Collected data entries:
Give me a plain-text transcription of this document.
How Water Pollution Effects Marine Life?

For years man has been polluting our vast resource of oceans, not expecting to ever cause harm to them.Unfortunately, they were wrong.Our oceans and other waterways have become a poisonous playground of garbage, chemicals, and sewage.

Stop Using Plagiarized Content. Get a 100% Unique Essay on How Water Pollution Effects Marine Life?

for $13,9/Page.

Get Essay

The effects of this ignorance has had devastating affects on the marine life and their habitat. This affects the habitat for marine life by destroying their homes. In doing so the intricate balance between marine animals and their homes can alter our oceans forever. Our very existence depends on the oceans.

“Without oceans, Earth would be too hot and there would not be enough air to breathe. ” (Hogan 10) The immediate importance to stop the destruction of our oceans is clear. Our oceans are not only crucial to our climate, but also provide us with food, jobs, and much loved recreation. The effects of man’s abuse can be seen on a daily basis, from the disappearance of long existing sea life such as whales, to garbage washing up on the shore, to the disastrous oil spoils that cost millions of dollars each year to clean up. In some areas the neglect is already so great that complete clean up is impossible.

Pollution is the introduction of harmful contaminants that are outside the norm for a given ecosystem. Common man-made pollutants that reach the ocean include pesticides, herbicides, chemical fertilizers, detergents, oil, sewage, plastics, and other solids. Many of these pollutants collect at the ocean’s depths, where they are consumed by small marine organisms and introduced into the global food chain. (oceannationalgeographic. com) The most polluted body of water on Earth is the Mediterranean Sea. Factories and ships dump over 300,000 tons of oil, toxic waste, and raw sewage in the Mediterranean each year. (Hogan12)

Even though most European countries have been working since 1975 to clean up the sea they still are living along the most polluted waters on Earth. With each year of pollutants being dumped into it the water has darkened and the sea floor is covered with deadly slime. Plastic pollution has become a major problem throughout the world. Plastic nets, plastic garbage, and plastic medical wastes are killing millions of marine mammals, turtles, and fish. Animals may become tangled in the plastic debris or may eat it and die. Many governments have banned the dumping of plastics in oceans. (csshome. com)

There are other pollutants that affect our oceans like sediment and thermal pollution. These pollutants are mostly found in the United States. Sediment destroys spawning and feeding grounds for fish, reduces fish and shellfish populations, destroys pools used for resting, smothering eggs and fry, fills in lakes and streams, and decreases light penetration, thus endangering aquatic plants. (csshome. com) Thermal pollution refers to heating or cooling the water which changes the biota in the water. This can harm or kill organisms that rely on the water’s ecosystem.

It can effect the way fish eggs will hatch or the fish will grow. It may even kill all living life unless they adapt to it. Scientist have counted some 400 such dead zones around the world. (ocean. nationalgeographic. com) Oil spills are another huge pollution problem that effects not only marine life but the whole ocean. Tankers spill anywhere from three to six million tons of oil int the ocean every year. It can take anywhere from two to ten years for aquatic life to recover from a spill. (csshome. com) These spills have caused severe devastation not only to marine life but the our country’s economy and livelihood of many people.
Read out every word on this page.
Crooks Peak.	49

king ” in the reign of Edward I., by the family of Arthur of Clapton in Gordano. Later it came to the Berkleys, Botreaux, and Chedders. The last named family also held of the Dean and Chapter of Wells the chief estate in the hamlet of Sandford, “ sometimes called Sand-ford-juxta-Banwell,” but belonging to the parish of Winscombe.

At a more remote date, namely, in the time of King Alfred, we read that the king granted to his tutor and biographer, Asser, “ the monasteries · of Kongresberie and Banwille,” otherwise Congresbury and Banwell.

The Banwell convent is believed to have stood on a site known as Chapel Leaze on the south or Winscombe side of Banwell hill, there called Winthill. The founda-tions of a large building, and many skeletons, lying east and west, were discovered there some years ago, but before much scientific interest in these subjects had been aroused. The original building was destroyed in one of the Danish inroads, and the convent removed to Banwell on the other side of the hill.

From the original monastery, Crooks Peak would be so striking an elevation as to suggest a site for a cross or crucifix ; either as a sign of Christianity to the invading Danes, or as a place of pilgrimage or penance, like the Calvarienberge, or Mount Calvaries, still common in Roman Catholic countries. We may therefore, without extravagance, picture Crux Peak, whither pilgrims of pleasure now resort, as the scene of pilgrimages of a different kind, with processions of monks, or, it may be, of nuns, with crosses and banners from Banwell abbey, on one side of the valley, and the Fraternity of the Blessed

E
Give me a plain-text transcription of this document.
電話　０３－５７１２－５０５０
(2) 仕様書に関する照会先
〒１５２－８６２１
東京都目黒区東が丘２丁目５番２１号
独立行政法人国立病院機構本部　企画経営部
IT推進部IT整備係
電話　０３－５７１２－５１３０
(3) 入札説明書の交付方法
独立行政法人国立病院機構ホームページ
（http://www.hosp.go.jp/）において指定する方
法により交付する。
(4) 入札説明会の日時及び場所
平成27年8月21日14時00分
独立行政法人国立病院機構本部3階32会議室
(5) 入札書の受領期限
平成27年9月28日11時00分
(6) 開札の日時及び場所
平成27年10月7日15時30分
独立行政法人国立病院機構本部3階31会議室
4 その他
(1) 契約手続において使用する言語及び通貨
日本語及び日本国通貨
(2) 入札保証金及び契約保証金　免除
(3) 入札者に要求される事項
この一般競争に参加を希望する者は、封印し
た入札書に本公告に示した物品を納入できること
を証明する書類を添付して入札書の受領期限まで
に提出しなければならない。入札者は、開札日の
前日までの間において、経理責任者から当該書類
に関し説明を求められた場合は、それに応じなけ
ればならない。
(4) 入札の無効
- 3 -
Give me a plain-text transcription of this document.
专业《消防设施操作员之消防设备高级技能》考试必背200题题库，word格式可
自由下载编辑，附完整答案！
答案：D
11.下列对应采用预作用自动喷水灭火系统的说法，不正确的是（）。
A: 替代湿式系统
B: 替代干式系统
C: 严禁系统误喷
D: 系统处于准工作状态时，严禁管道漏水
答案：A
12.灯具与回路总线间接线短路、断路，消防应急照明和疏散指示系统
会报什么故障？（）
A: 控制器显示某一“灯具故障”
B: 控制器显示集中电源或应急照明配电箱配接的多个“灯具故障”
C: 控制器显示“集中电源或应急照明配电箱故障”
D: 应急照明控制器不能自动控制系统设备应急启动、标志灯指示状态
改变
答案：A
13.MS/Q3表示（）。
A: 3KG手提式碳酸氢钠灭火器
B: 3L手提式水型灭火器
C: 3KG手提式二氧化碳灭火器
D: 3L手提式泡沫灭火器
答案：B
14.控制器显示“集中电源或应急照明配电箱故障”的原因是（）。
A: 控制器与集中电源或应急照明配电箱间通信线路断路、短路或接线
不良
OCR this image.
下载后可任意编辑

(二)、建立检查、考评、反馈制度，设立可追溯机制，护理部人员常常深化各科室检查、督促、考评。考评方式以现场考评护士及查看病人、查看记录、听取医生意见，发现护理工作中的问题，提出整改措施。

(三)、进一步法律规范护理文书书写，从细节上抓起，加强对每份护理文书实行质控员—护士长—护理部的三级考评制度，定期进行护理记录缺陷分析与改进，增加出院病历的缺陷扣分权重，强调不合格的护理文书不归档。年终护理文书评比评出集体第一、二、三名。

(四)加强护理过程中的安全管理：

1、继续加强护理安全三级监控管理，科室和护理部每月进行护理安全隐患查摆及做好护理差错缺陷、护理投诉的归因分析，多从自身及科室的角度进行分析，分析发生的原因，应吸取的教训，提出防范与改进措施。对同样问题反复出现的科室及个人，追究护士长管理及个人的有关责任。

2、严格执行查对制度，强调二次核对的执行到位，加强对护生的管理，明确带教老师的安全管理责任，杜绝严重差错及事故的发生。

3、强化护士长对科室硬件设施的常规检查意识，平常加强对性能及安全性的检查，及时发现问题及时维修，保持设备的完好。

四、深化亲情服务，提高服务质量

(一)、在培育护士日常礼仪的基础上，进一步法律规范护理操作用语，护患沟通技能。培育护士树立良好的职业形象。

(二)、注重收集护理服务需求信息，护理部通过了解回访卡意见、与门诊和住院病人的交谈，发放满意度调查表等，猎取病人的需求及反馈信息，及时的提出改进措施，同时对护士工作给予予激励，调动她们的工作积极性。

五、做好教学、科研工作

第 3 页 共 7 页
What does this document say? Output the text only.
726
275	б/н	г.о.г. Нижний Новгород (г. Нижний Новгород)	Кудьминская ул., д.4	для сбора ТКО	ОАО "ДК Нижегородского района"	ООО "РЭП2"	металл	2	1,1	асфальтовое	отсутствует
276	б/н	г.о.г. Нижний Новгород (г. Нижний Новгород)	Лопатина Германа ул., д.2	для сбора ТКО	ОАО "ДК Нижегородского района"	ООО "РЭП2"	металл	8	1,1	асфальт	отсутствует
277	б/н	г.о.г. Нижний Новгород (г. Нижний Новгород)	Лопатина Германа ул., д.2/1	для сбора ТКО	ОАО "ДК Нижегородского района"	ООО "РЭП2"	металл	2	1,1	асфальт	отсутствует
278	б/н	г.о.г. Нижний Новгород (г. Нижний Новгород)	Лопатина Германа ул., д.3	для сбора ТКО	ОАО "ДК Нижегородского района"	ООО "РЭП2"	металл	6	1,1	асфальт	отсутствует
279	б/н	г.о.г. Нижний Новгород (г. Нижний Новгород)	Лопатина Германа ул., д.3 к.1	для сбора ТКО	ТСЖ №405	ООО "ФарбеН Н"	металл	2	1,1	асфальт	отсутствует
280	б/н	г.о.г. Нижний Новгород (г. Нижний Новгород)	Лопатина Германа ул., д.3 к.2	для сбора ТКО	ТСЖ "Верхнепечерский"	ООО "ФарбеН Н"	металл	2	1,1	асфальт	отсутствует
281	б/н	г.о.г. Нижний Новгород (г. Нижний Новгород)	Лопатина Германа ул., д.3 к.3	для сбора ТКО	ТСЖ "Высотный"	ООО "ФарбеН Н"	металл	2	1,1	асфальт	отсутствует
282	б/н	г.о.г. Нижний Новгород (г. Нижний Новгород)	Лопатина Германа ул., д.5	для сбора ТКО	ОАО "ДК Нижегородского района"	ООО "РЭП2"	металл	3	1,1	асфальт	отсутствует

* **DIRECTIVE**: Filter the entries down to the lines with the word "集中电源或应急照明配电箱故障" in them.

* **THE SOLUTION**:
C: 控制器显示“集中电源或应急照明配电箱故障”
14.控制器显示“集中电源或应急照明配电箱故障”的原因是（）。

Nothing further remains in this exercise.